» RECORDS:
___
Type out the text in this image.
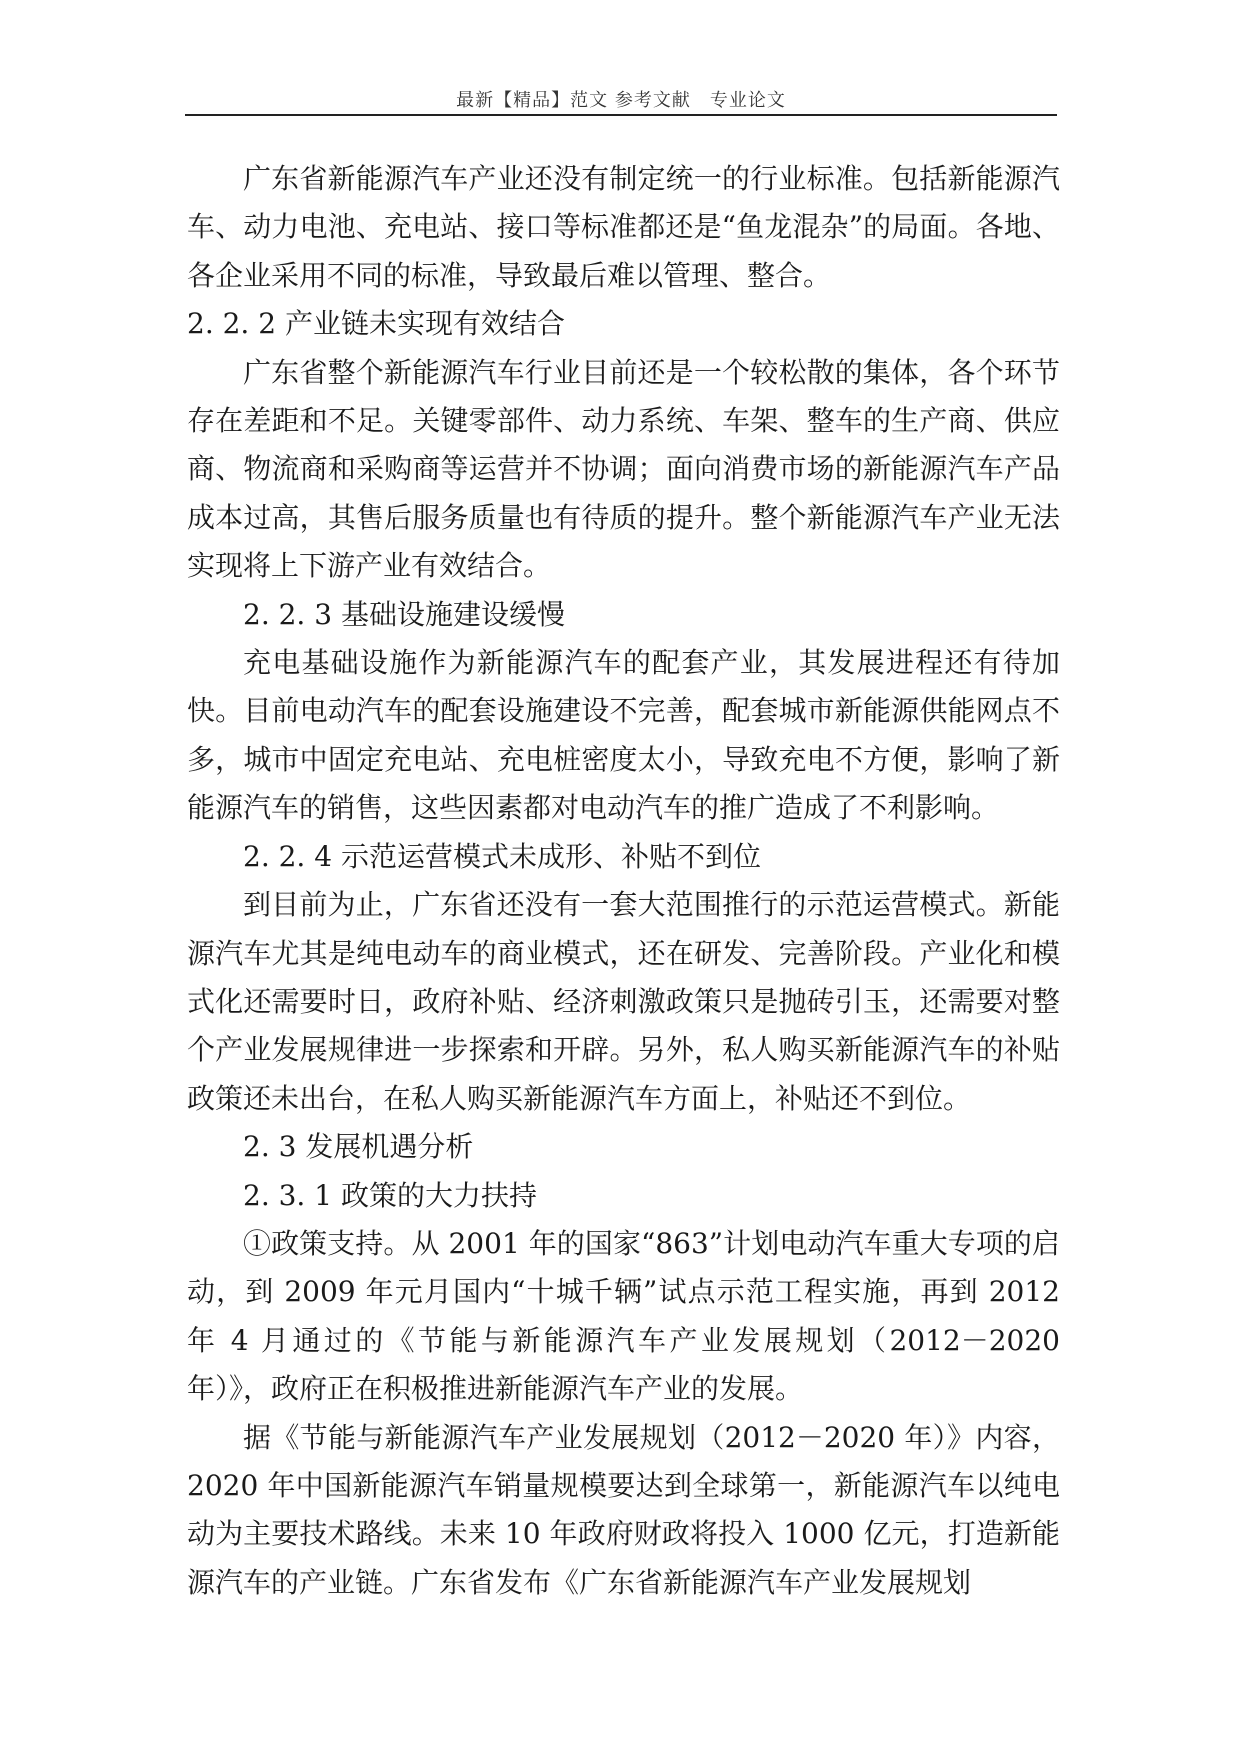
最新【精品】范文 参考文献　专业论文

广东省新能源汽车产业还没有制定统一的行业标准。包括新能源汽车、动力电池、充电站、接口等标准都还是“鱼龙混杂”的局面。各地、各企业采用不同的标准，导致最后难以管理、整合。

2. 2. 2 产业链未实现有效结合

广东省整个新能源汽车行业目前还是一个较松散的集体，各个环节存在差距和不足。关键零部件、动力系统、车架、整车的生产商、供应商、物流商和采购商等运营并不协调；面向消费市场的新能源汽车产品成本过高，其售后服务质量也有待质的提升。整个新能源汽车产业无法实现将上下游产业有效结合。

2. 2. 3 基础设施建设缓慢

充电基础设施作为新能源汽车的配套产业，其发展进程还有待加快。目前电动汽车的配套设施建设不完善，配套城市新能源供能网点不多，城市中固定充电站、充电桩密度太小，导致充电不方便，影响了新能源汽车的销售，这些因素都对电动汽车的推广造成了不利影响。

2. 2. 4 示范运营模式未成形、补贴不到位

到目前为止，广东省还没有一套大范围推行的示范运营模式。新能源汽车尤其是纯电动车的商业模式，还在研发、完善阶段。产业化和模式化还需要时日，政府补贴、经济刺激政策只是抛砖引玉，还需要对整个产业发展规律进一步探索和开辟。另外，私人购买新能源汽车的补贴政策还未出台，在私人购买新能源汽车方面上，补贴还不到位。

2. 3 发展机遇分析

2. 3. 1 政策的大力扶持

①政策支持。从 2001 年的国家“863”计划电动汽车重大专项的启动，到 2009 年元月国内“十城千辆”试点示范工程实施，再到 2012 年 4 月通过的《节能与新能源汽车产业发展规划（2012－2020 年）》，政府正在积极推进新能源汽车产业的发展。

据《节能与新能源汽车产业发展规划（2012－2020 年）》内容，2020 年中国新能源汽车销量规模要达到全球第一，新能源汽车以纯电动为主要技术路线。未来 10 年政府财政将投入 1000 亿元，打造新能源汽车的产业链。广东省发布《广东省新能源汽车产业发展规划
___
» GIVEN REQUEST: Reproduce the full material exactly, excluding the pictures.

» EXERCISE RESPONSE:
Type out the text in this image.
最新【精品】范文 参考文献　专业论文

广东省新能源汽车产业还没有制定统一的行业标准。包括新能源汽车、动力电池、充电站、接口等标准都还是“鱼龙混杂”的局面。各地、各企业采用不同的标准，导致最后难以管理、整合。

2. 2. 2 产业链未实现有效结合

广东省整个新能源汽车行业目前还是一个较松散的集体，各个环节存在差距和不足。关键零部件、动力系统、车架、整车的生产商、供应商、物流商和采购商等运营并不协调；面向消费市场的新能源汽车产品成本过高，其售后服务质量也有待质的提升。整个新能源汽车产业无法实现将上下游产业有效结合。

2. 2. 3 基础设施建设缓慢

充电基础设施作为新能源汽车的配套产业，其发展进程还有待加快。目前电动汽车的配套设施建设不完善，配套城市新能源供能网点不多，城市中固定充电站、充电桩密度太小，导致充电不方便，影响了新能源汽车的销售，这些因素都对电动汽车的推广造成了不利影响。

2. 2. 4 示范运营模式未成形、补贴不到位

到目前为止，广东省还没有一套大范围推行的示范运营模式。新能源汽车尤其是纯电动车的商业模式，还在研发、完善阶段。产业化和模式化还需要时日，政府补贴、经济刺激政策只是抛砖引玉，还需要对整个产业发展规律进一步探索和开辟。另外，私人购买新能源汽车的补贴政策还未出台，在私人购买新能源汽车方面上，补贴还不到位。

2. 3 发展机遇分析

2. 3. 1 政策的大力扶持

①政策支持。从 2001 年的国家“863”计划电动汽车重大专项的启动，到 2009 年元月国内“十城千辆”试点示范工程实施，再到 2012 年 4 月通过的《节能与新能源汽车产业发展规划（2012－2020 年）》，政府正在积极推进新能源汽车产业的发展。

据《节能与新能源汽车产业发展规划（2012－2020 年）》内容，2020 年中国新能源汽车销量规模要达到全球第一，新能源汽车以纯电动为主要技术路线。未来 10 年政府财政将投入 1000 亿元，打造新能源汽车的产业链。广东省发布《广东省新能源汽车产业发展规划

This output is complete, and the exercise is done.